**Source document:**
=-=-=
As may be more clearly seen in FIG. 3, body passageway 18 a has an inlet 19 a and an outlet 21 a and forms a separate path through the body 16 a of the tuyere while nose passageway 18 b suitably has an inlet 19 b and an outlet 21 b and is located as an annular passage at the nose 16 b of the tuyere 16 . The passageway 18 a is formed between inner and outer shells 50 , 52 of the body section 16 a by radial partitions 54 . The partitions 54 terminate alternately adjacent the outer shells 52 and an internal wall 56 concentric to the inner shell 50 to define a serpentine flow path circumferentially around the body section 16 a . The internal wall 56 and inner shell 50 define an annular return path for contra flow within the nose section 16 b.
=-=-=
**Data to use:**

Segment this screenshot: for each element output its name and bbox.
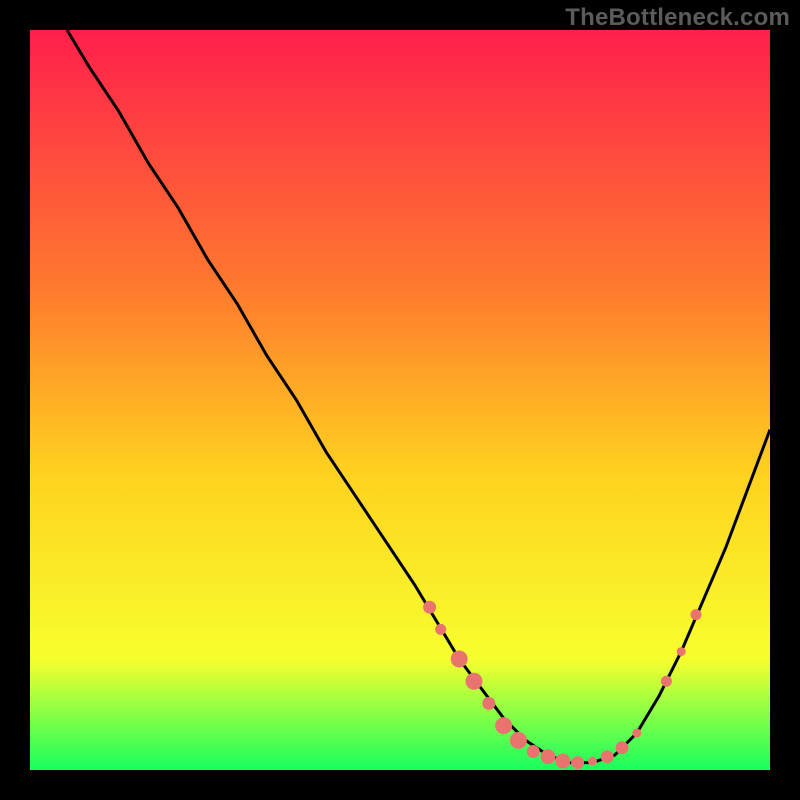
curve-marker (436, 624, 446, 634)
curve-marker (466, 673, 482, 689)
curve-marker (633, 729, 641, 737)
curve-marker (616, 742, 628, 754)
chart-frame: TheBottleneck.com (0, 0, 800, 800)
curve-marker (483, 697, 495, 709)
plot-area (30, 30, 770, 770)
curve-marker (691, 610, 701, 620)
curve-marker (661, 676, 671, 686)
curve-marker (527, 746, 539, 758)
curve-marker (588, 757, 596, 765)
chart-svg (30, 30, 770, 770)
curve-marker (601, 751, 613, 763)
curve-marker (451, 651, 467, 667)
curve-marker (424, 601, 436, 613)
curve-marker (541, 750, 555, 764)
gradient-background (30, 30, 770, 770)
curve-marker (572, 757, 584, 769)
watermark-text: TheBottleneck.com (565, 4, 790, 32)
curve-marker (510, 732, 526, 748)
curve-marker (556, 754, 570, 768)
curve-marker (677, 648, 685, 656)
curve-marker (496, 718, 512, 734)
=-=-=
**Requirements:**
(a) According to the tuyere passage description, what forms passageway 18 a between the inner and outer shells of the body section?
(b) Reproduce the records word for word, leaving out the pictures.

**Exercise responses:**
(a) Radial partitions 54.

(b)
Segment this screenshot: for each element output its name and bbox.
curve-marker (436, 624, 446, 634)
curve-marker (466, 673, 482, 689)
curve-marker (633, 729, 641, 737)
curve-marker (616, 742, 628, 754)
chart-frame: TheBottleneck.com (0, 0, 800, 800)
curve-marker (483, 697, 495, 709)
plot-area (30, 30, 770, 770)
curve-marker (691, 610, 701, 620)
curve-marker (661, 676, 671, 686)
curve-marker (527, 746, 539, 758)
curve-marker (588, 757, 596, 765)
chart-svg (30, 30, 770, 770)
curve-marker (601, 751, 613, 763)
curve-marker (451, 651, 467, 667)
curve-marker (424, 601, 436, 613)
curve-marker (541, 750, 555, 764)
gradient-background (30, 30, 770, 770)
curve-marker (572, 757, 584, 769)
watermark-text: TheBottleneck.com (565, 4, 790, 32)
curve-marker (510, 732, 526, 748)
curve-marker (556, 754, 570, 768)
curve-marker (677, 648, 685, 656)
curve-marker (496, 718, 512, 734)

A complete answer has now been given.